TASK DIRECTIONS =
Copy out each line that includes the word "NUTFIELDS".

------ EXCERPTED DATA

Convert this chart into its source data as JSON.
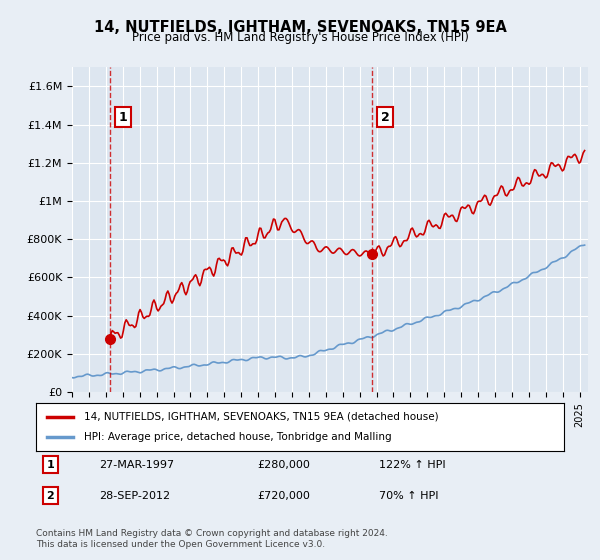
{
  "title": "14, NUTFIELDS, IGHTHAM, SEVENOAKS, TN15 9EA",
  "subtitle": "Price paid vs. HM Land Registry's House Price Index (HPI)",
  "ylabel": "",
  "ylim": [
    0,
    1700000
  ],
  "yticks": [
    0,
    200000,
    400000,
    600000,
    800000,
    1000000,
    1200000,
    1400000,
    1600000
  ],
  "ytick_labels": [
    "£0",
    "£200K",
    "£400K",
    "£600K",
    "£800K",
    "£1M",
    "£1.2M",
    "£1.4M",
    "£1.6M"
  ],
  "sale1_date_num": 1997.24,
  "sale1_price": 280000,
  "sale1_label": "1",
  "sale2_date_num": 2012.75,
  "sale2_price": 720000,
  "sale2_label": "2",
  "line1_color": "#cc0000",
  "line2_color": "#6699cc",
  "vline_color": "#cc0000",
  "background_color": "#e8eef5",
  "plot_bg_color": "#dde6f0",
  "legend_label1": "14, NUTFIELDS, IGHTHAM, SEVENOAKS, TN15 9EA (detached house)",
  "legend_label2": "HPI: Average price, detached house, Tonbridge and Malling",
  "annotation1_text": "27-MAR-1997     £280,000     122% ↑ HPI",
  "annotation2_text": "28-SEP-2012     £720,000     70% ↑ HPI",
  "footer": "Contains HM Land Registry data © Crown copyright and database right 2024.\nThis data is licensed under the Open Government Licence v3.0.",
  "xmin": 1995.0,
  "xmax": 2025.5
}
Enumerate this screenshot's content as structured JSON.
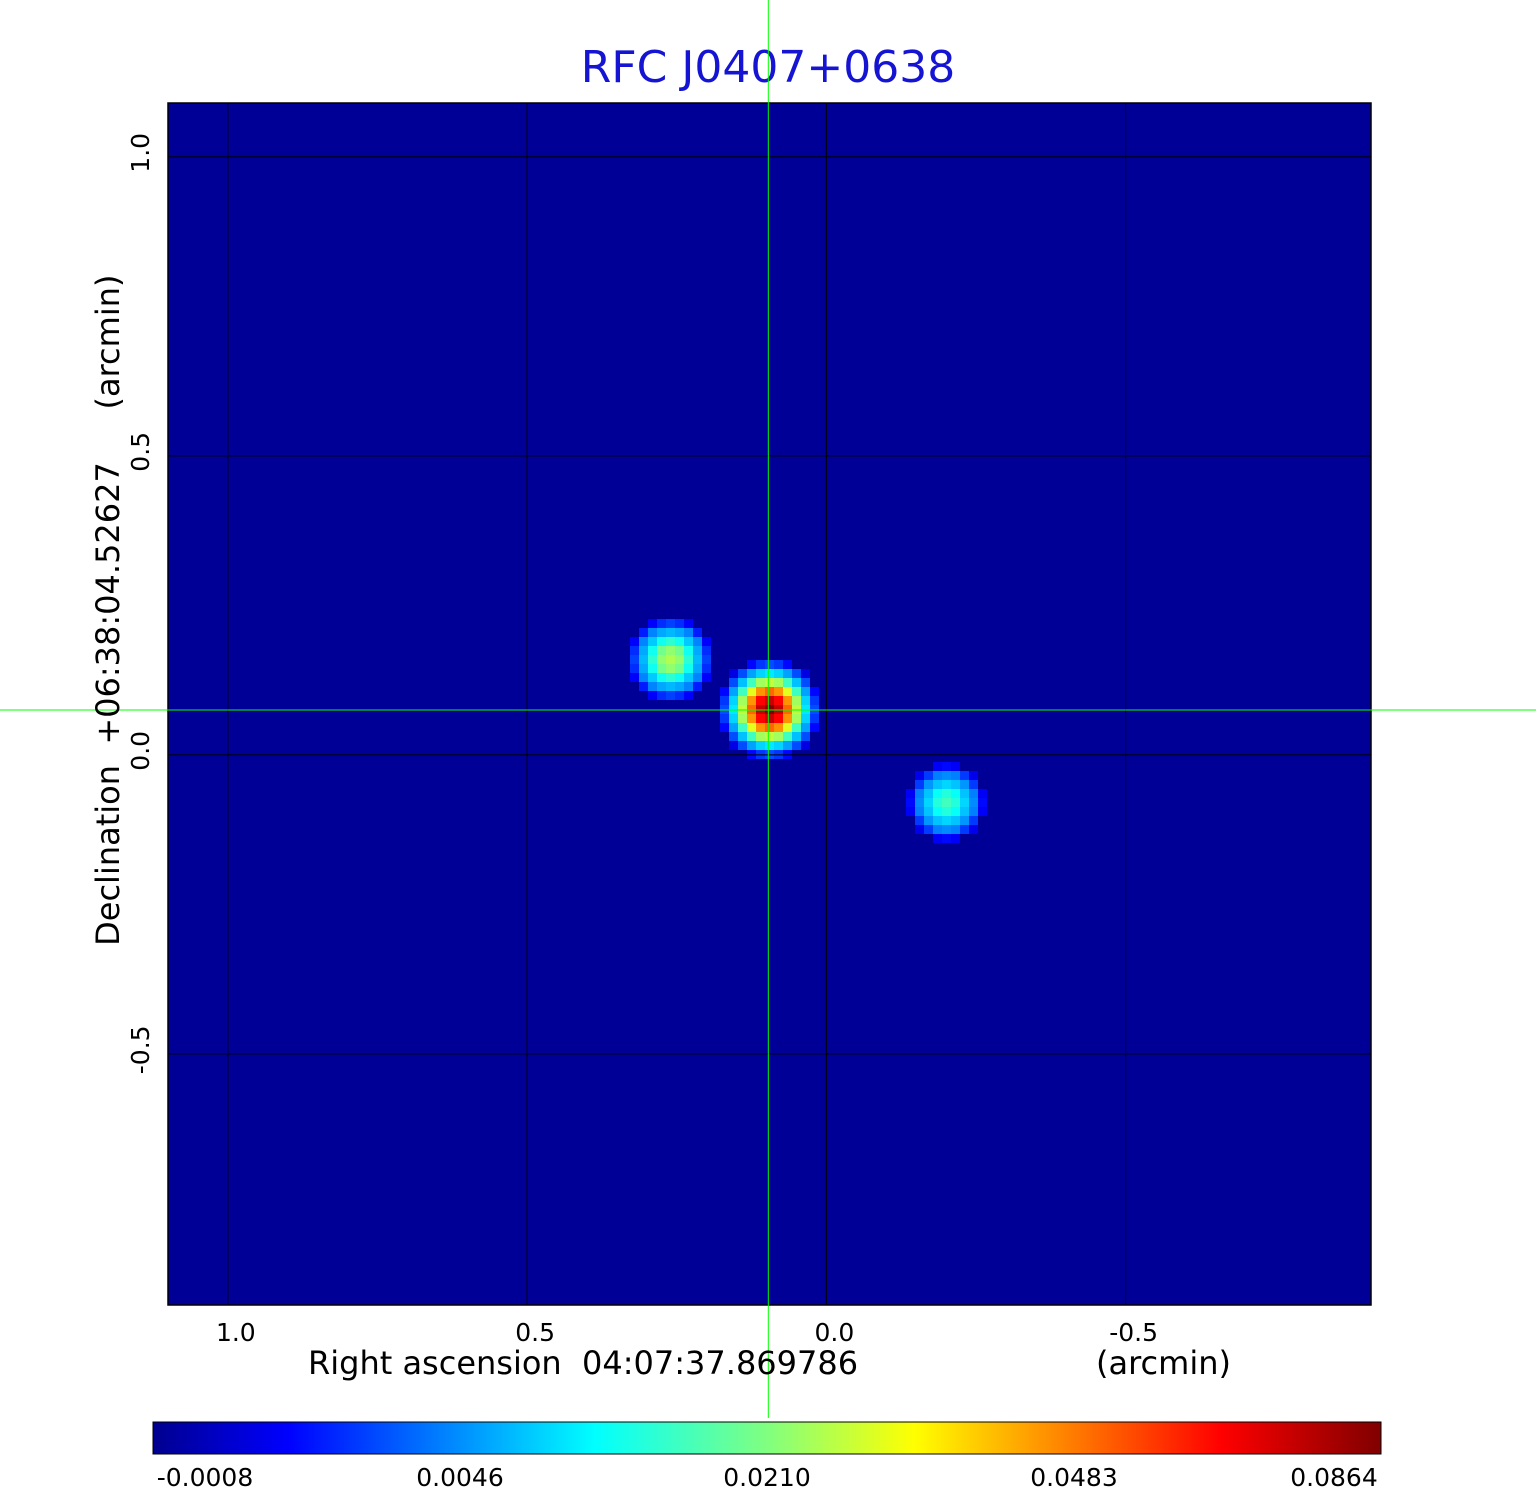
{
  "chart_data": {
    "type": "heatmap",
    "title": "RFC J0407+0638",
    "xlabel": "Right ascension  04:07:37.869786",
    "xunit": "(arcmin)",
    "ylabel": "Declination  +06:38:04.52627",
    "yunit": "(arcmin)",
    "xlim": [
      1.1,
      -0.91
    ],
    "ylim": [
      -0.92,
      1.09
    ],
    "x_axis_inverted": true,
    "xticks": [
      "1.0",
      "0.5",
      "0.0",
      "-0.5"
    ],
    "xtick_values": [
      1.0,
      0.5,
      0.0,
      -0.5
    ],
    "yticks": [
      "1.0",
      "0.5",
      "0.0",
      "-0.5"
    ],
    "ytick_values": [
      1.0,
      0.5,
      0.0,
      -0.5
    ],
    "grid": true,
    "crosshair": {
      "x": 0.097,
      "y": 0.075,
      "color": "#00ff00"
    },
    "colormap": "jet",
    "colorbar": {
      "orientation": "horizontal",
      "position": "bottom",
      "ticks": [
        "-0.0008",
        "0.0046",
        "0.0210",
        "0.0483",
        "0.0864"
      ]
    },
    "background_level": -0.0003,
    "sources": [
      {
        "x": 0.095,
        "y": 0.075,
        "peak": 0.0864
      },
      {
        "x": 0.26,
        "y": 0.16,
        "peak": 0.026
      },
      {
        "x": -0.2,
        "y": -0.08,
        "peak": 0.017
      }
    ]
  },
  "colors": {
    "title": "#1414d2",
    "grid": "#000000",
    "crosshair": "#00ff00"
  }
}
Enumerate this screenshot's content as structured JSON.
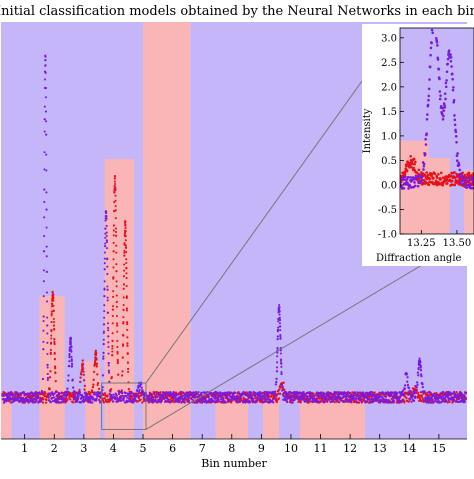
{
  "chart_data": {
    "type": "scatter",
    "title": "Initial classification models obtained by the Neural Networks in each bin",
    "xlabel": "Bin number",
    "ylabel": "",
    "xlim": [
      0.2,
      15.95
    ],
    "ylim": [
      -0.35,
      3.15
    ],
    "xticks": [
      1,
      2,
      3,
      4,
      5,
      6,
      7,
      8,
      9,
      10,
      11,
      12,
      13,
      14,
      15
    ],
    "colors": {
      "class_a_region": "#c4b6f8",
      "class_b_region": "#fab6b6",
      "series_red": "#e8101a",
      "series_purple": "#7a1ae0",
      "zoom_guide": "#777777"
    },
    "background_bands": [
      {
        "from": 0.2,
        "to": 5.0,
        "class": "a"
      },
      {
        "from": 5.0,
        "to": 6.6,
        "class": "b"
      },
      {
        "from": 6.6,
        "to": 15.95,
        "class": "a"
      },
      {
        "from": 0.2,
        "to": 0.55,
        "class": "b",
        "ymax": -0.02
      },
      {
        "from": 1.5,
        "to": 2.35,
        "class": "b",
        "ymax": 0.85
      },
      {
        "from": 3.05,
        "to": 3.55,
        "class": "b",
        "ymax": 0.3
      },
      {
        "from": 3.7,
        "to": 4.7,
        "class": "b",
        "ymax": 2.0
      },
      {
        "from": 7.45,
        "to": 8.55,
        "class": "b",
        "ymax": -0.02
      },
      {
        "from": 9.05,
        "to": 9.6,
        "class": "b",
        "ymax": -0.02
      },
      {
        "from": 10.3,
        "to": 12.5,
        "class": "b",
        "ymax": -0.02
      }
    ],
    "series": [
      {
        "color": "red",
        "baseline": 0.0,
        "peaks": [
          [
            1.95,
            0.88,
            0.05
          ],
          [
            2.95,
            0.28,
            0.05
          ],
          [
            3.4,
            0.35,
            0.05
          ],
          [
            4.05,
            1.82,
            0.05
          ],
          [
            4.4,
            1.45,
            0.05
          ],
          [
            9.7,
            0.12,
            0.06
          ],
          [
            14.2,
            0.08,
            0.06
          ]
        ]
      },
      {
        "color": "purple",
        "baseline": 0.0,
        "peaks": [
          [
            1.7,
            2.85,
            0.035
          ],
          [
            2.55,
            0.48,
            0.045
          ],
          [
            3.75,
            1.55,
            0.05
          ],
          [
            4.9,
            0.1,
            0.06
          ],
          [
            9.6,
            0.75,
            0.05
          ],
          [
            13.9,
            0.18,
            0.05
          ],
          [
            14.35,
            0.3,
            0.06
          ]
        ]
      }
    ],
    "zoom_box": {
      "x": [
        3.6,
        5.1
      ],
      "y": [
        -0.27,
        0.12
      ]
    },
    "inset": {
      "ylabel": "Intensity",
      "xlabel": "Diffraction angle",
      "xlim": [
        13.1,
        13.62
      ],
      "ylim": [
        -1.0,
        3.2
      ],
      "xticks": [
        13.25,
        13.5
      ],
      "yticks": [
        -1.0,
        -0.5,
        0.0,
        0.5,
        1.0,
        1.5,
        2.0,
        2.5,
        3.0
      ]
    }
  }
}
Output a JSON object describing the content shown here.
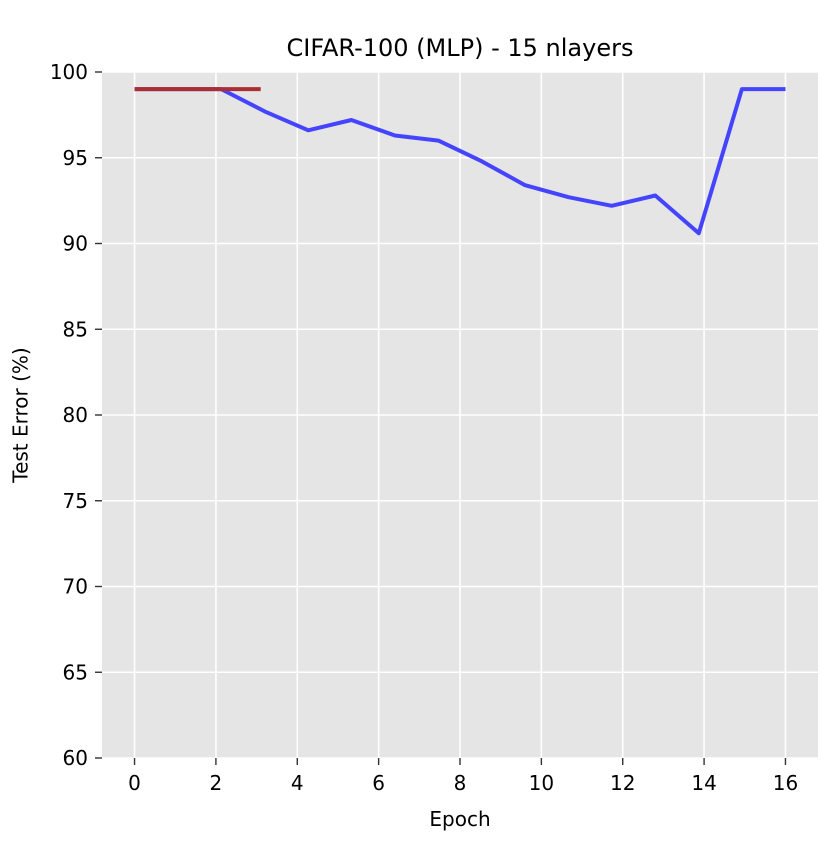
{
  "chart_data": {
    "type": "line",
    "title": "CIFAR-100 (MLP) - 15 nlayers",
    "xlabel": "Epoch",
    "ylabel": "Test Error (%)",
    "xlim": [
      -0.8,
      16.8
    ],
    "ylim": [
      60,
      100
    ],
    "xticks": [
      0,
      2,
      4,
      6,
      8,
      10,
      12,
      14,
      16
    ],
    "yticks": [
      60,
      65,
      70,
      75,
      80,
      85,
      90,
      95,
      100
    ],
    "grid": true,
    "background_color": "#e5e5e5",
    "grid_color": "#ffffff",
    "series": [
      {
        "color": "#4444ff",
        "x": [
          0,
          1.07,
          2.13,
          3.2,
          4.27,
          5.33,
          6.4,
          7.47,
          8.53,
          9.6,
          10.67,
          11.73,
          12.8,
          13.87,
          14.93,
          16
        ],
        "y": [
          99,
          99,
          99,
          97.7,
          96.6,
          97.2,
          96.3,
          96.0,
          94.8,
          93.4,
          92.7,
          92.2,
          92.8,
          90.6,
          99,
          99
        ]
      },
      {
        "color": "#aa2e33",
        "x": [
          0,
          3.1
        ],
        "y": [
          99,
          99
        ]
      }
    ]
  }
}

------------

WORKED SOLUTION =
  "title": "14, NUTFIELDS, IGHTHAM, SEVENOAKS, TN15 9EA",
  "legend_label1": "14, NUTFIELDS, IGHTHAM, SEVENOAKS, TN15 9EA (detached house)",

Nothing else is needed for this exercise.